**SHORT PROBLEM:**
Check every line of the entries that follow, and copy the ones containing "Auto".

**MATERIAL PROVIDED:**
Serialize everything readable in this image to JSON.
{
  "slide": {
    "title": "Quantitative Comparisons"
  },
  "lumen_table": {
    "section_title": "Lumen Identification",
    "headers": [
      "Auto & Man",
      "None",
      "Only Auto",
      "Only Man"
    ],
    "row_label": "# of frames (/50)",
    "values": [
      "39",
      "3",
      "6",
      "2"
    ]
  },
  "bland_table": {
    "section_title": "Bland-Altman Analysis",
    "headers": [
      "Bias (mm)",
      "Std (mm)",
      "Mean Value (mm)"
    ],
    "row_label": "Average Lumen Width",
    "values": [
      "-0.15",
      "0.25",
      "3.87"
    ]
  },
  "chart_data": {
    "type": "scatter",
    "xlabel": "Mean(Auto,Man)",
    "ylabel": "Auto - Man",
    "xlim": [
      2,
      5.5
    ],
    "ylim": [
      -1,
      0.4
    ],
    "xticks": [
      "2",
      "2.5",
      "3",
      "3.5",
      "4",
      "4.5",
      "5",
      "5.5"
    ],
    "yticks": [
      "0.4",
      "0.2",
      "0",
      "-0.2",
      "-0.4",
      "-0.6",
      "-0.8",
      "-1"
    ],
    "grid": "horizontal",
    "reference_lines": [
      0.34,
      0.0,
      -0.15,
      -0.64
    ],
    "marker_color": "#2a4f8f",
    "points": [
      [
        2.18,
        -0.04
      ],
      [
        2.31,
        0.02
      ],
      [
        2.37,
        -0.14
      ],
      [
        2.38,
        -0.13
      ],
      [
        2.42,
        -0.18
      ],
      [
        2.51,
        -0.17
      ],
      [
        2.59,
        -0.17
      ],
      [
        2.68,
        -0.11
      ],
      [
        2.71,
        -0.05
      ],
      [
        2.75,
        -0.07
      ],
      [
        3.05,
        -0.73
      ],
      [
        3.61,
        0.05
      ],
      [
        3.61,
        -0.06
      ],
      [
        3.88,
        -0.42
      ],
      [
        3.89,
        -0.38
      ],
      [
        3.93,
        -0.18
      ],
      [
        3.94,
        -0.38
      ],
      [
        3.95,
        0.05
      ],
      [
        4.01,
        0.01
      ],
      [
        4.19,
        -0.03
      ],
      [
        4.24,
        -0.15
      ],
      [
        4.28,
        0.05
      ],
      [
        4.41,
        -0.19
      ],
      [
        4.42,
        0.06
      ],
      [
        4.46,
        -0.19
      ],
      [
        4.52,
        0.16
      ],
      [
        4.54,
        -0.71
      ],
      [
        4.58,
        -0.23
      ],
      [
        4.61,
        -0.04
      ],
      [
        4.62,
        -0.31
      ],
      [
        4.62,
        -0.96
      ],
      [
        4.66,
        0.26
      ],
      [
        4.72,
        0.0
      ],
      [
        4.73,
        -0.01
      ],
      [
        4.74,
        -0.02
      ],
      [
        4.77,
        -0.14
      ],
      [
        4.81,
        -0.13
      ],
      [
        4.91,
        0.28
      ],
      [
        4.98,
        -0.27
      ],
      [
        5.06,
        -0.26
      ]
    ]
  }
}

**OUTPUT OF THE TASK:**
      "Auto & Man",
      "Only Auto",
    "xlabel": "Mean(Auto,Man)",
    "ylabel": "Auto - Man",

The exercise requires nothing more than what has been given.